- [Information supplied]:
• • •
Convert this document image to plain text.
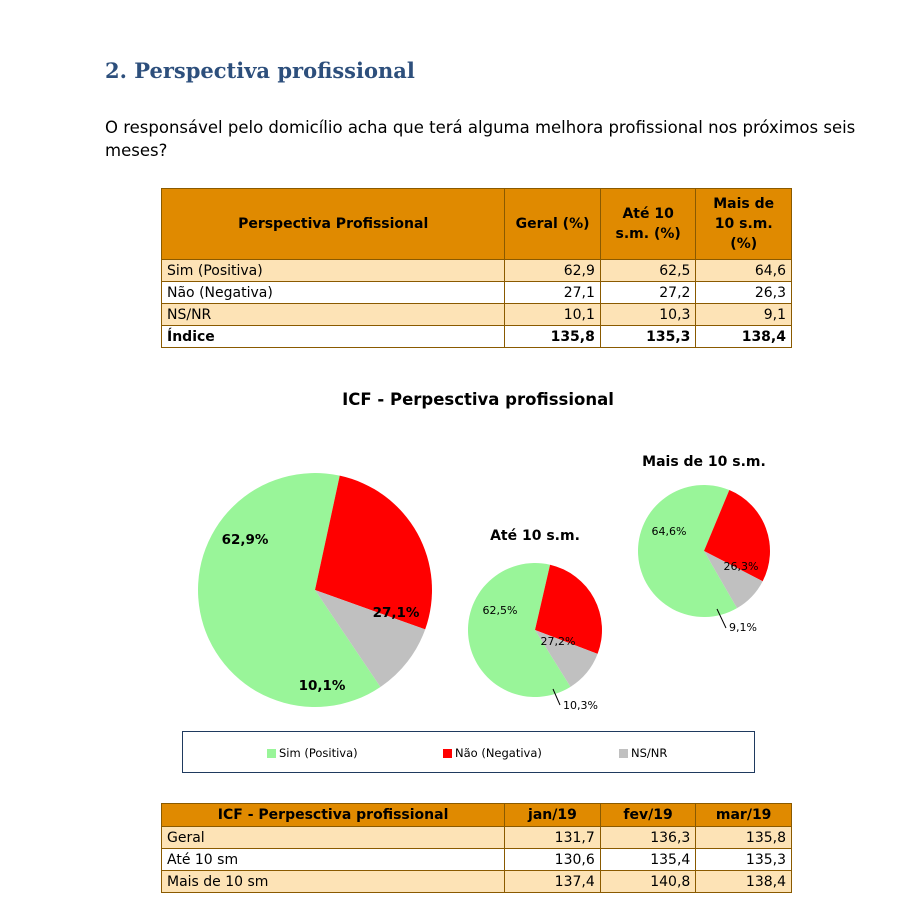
2. Perspectiva profissional
O responsável pelo domicílio acha que terá alguma melhora profissional nos próximos seis meses?
Perspectiva Profissional	Geral (%)	Até 10 s.m. (%)	Mais de 10 s.m. (%)
Sim (Positiva)	62,9	62,5	64,6
Não (Negativa)	27,1	27,2	26,3
NS/NR	10,1	10,3	9,1
Índice	135,8	135,3	138,4
ICF - Perpesctiva profissional
62,9%
27,1%
10,1%
62,5%
27,2%
10,3%
Até 10 s.m.	64,6%
26,3%
9,1%
Mais de 10 s.m.
Sim (Positiva)	Não (Negativa)	NS/NR
ICF - Perpesctiva profissional	jan/19	fev/19	mar/19
Geral	131,7	136,3	135,8
Até 10 sm	130,6	135,4	135,3
Mais de 10 sm	137,4	140,8	138,4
• • •
- [What is expected]: Without the pictures, print the whole listing exactly as given.

- [Result for this task]:
Convert this document image to plain text.
2. Perspectiva profissional
O responsável pelo domicílio acha que terá alguma melhora profissional nos próximos seis meses?
Perspectiva Profissional	Geral (%)	Até 10 s.m. (%)	Mais de 10 s.m. (%)
Sim (Positiva)	62,9	62,5	64,6
Não (Negativa)	27,1	27,2	26,3
NS/NR	10,1	10,3	9,1
Índice	135,8	135,3	138,4
ICF - Perpesctiva profissional
62,9%
27,1%
10,1%
62,5%
27,2%
10,3%
Até 10 s.m.	64,6%
26,3%
9,1%
Mais de 10 s.m.
Sim (Positiva)	Não (Negativa)	NS/NR
ICF - Perpesctiva profissional	jan/19	fev/19	mar/19
Geral	131,7	136,3	135,8
Até 10 sm	130,6	135,4	135,3
Mais de 10 sm	137,4	140,8	138,4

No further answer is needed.